▶ [Exercise objective]: Pictures aside, quote the whole listing exactly.

▶ [Excerpted records]:
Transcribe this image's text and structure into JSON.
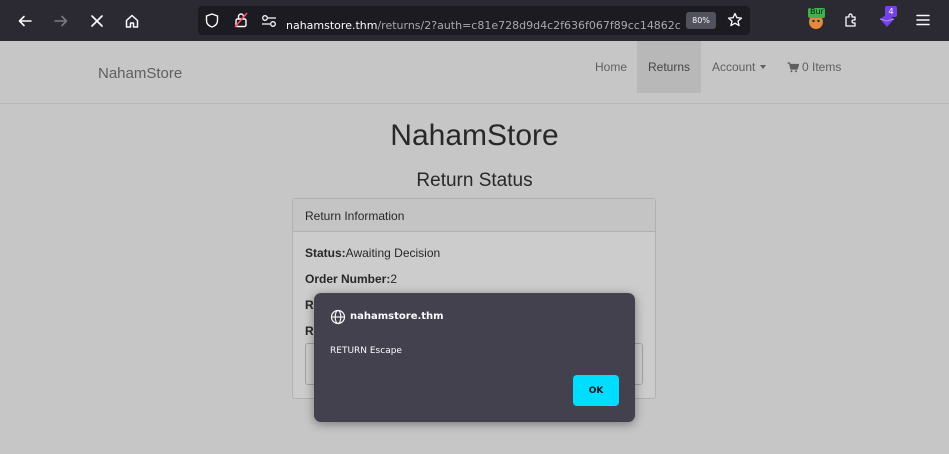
{
  "browser": {
    "url_host": "nahamstore.thm",
    "url_path": "/returns/2?auth=c81e728d9d4c2f636f067f89cc14862c",
    "zoom": "80%",
    "extensions": {
      "burp_label": "Bur",
      "badge_count": "4"
    },
    "colors": {
      "chrome_bg": "#2b2a33",
      "urlbar_bg": "#1c1b22",
      "accent": "#00ddff"
    }
  },
  "site": {
    "brand": "NahamStore",
    "nav": {
      "home": "Home",
      "returns": "Returns",
      "account": "Account",
      "cart": "0 Items"
    },
    "title": "NahamStore",
    "subtitle": "Return Status",
    "panel": {
      "heading": "Return Information",
      "status_label": "Status:",
      "status_value": "Awaiting Decision",
      "order_label": "Order Number:",
      "order_value": "2",
      "row3_label": "R",
      "row4_label": "R"
    }
  },
  "dialog": {
    "host": "nahamstore.thm",
    "message": "RETURN Escape",
    "ok_label": "OK"
  }
}
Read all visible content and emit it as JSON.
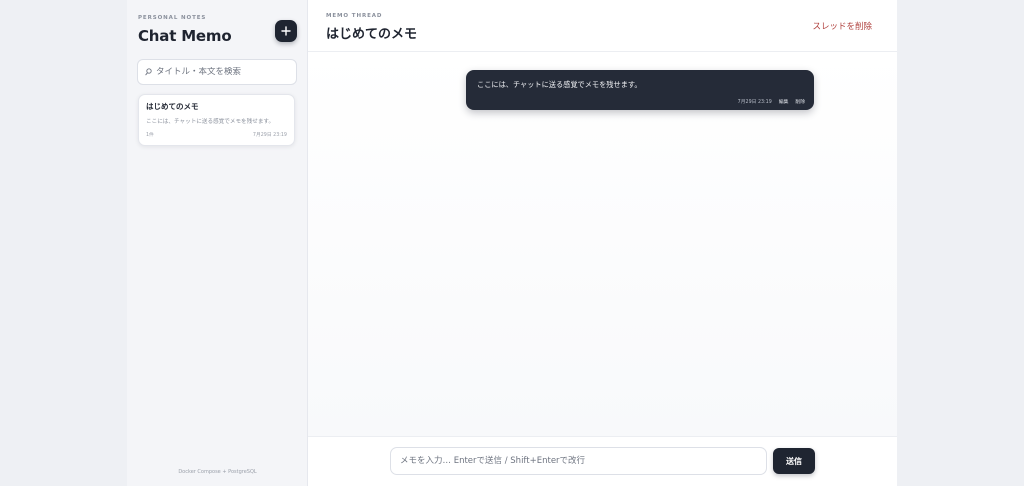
{
  "sidebar": {
    "eyebrow": "PERSONAL NOTES",
    "title": "Chat Memo",
    "add_icon": "plus-icon",
    "search": {
      "icon": "search-icon",
      "placeholder": "タイトル・本文を検索",
      "value": ""
    },
    "memos": [
      {
        "title": "はじめてのメモ",
        "preview": "ここには、チャットに送る感覚でメモを残せます。",
        "count": "1件",
        "time": "7月29日 23:19"
      }
    ],
    "footer": "Docker Compose + PostgreSQL"
  },
  "main": {
    "eyebrow": "MEMO THREAD",
    "title": "はじめてのメモ",
    "delete_thread_label": "スレッドを削除",
    "messages": [
      {
        "text": "ここには、チャットに送る感覚でメモを残せます。",
        "time": "7月29日 23:19",
        "edit_label": "編集",
        "delete_label": "削除"
      }
    ],
    "composer": {
      "placeholder": "メモを入力… Enterで送信 / Shift+Enterで改行",
      "value": "",
      "send_label": "送信"
    }
  },
  "colors": {
    "accent_dark": "#1f2531",
    "danger": "#b0413e",
    "bubble": "#252b38"
  }
}
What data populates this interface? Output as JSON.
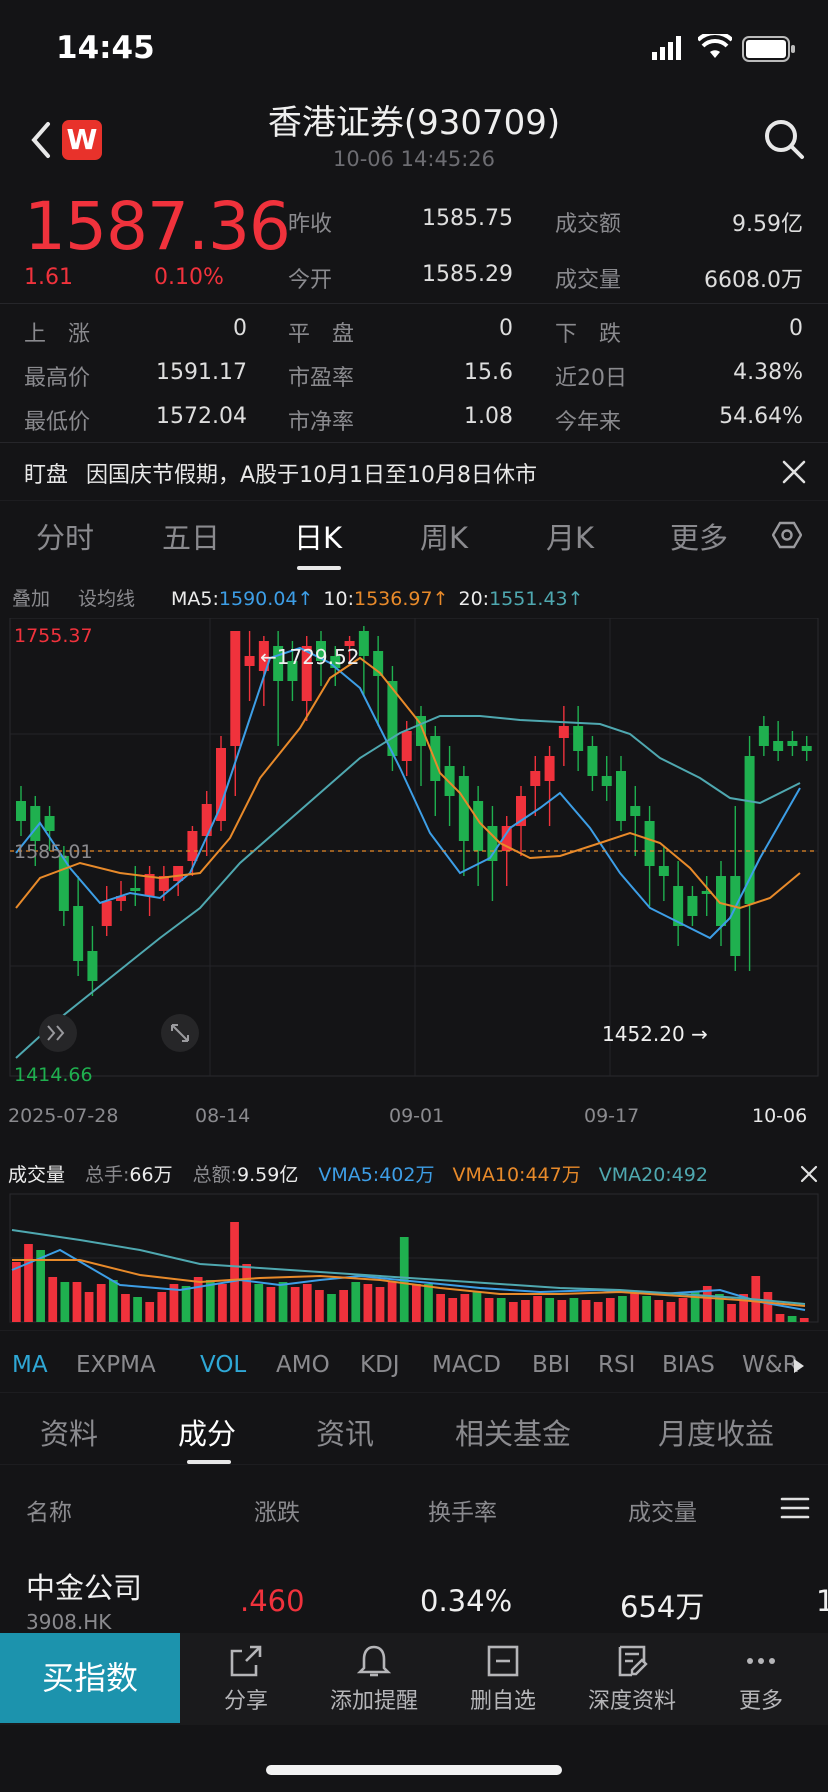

▶ [Answer to the problem]:
Transcribe this image's text and structure into JSON.
{
  "browser": {
    "url_host": "nahamstore.thm",
    "url_path": "/returns/2?auth=c81e728d9d4c2f636f067f89cc14862c",
    "zoom": "80%",
    "extensions": {
      "burp_label": "Bur",
      "badge_count": "4"
    },
    "colors": {
      "chrome_bg": "#2b2a33",
      "urlbar_bg": "#1c1b22",
      "accent": "#00ddff"
    }
  },
  "site": {
    "brand": "NahamStore",
    "nav": {
      "home": "Home",
      "returns": "Returns",
      "account": "Account",
      "cart": "0 Items"
    },
    "title": "NahamStore",
    "subtitle": "Return Status",
    "panel": {
      "heading": "Return Information",
      "status_label": "Status:",
      "status_value": "Awaiting Decision",
      "order_label": "Order Number:",
      "order_value": "2",
      "row3_label": "R",
      "row4_label": "R"
    }
  },
  "dialog": {
    "host": "nahamstore.thm",
    "message": "RETURN Escape",
    "ok_label": "OK"
  }
}
Read all visible content and emit it as JSON.
{
  "sidebar": {
    "eyebrow": "PERSONAL NOTES",
    "title": "Chat Memo",
    "add_icon": "plus-icon",
    "search": {
      "icon": "search-icon",
      "placeholder": "タイトル・本文を検索",
      "value": ""
    },
    "memos": [
      {
        "title": "はじめてのメモ",
        "preview": "ここには、チャットに送る感覚でメモを残せます。",
        "count": "1件",
        "time": "7月29日 23:19"
      }
    ],
    "footer": "Docker Compose + PostgreSQL"
  },
  "main": {
    "eyebrow": "MEMO THREAD",
    "title": "はじめてのメモ",
    "delete_thread_label": "スレッドを削除",
    "messages": [
      {
        "text": "ここには、チャットに送る感覚でメモを残せます。",
        "time": "7月29日 23:19",
        "edit_label": "編集",
        "delete_label": "削除"
      }
    ],
    "composer": {
      "placeholder": "メモを入力… Enterで送信 / Shift+Enterで改行",
      "value": "",
      "send_label": "送信"
    }
  },
  "colors": {
    "accent_dark": "#1f2531",
    "danger": "#b0413e",
    "bubble": "#252b38"
  }
}
What data populates this interface? Output as JSON.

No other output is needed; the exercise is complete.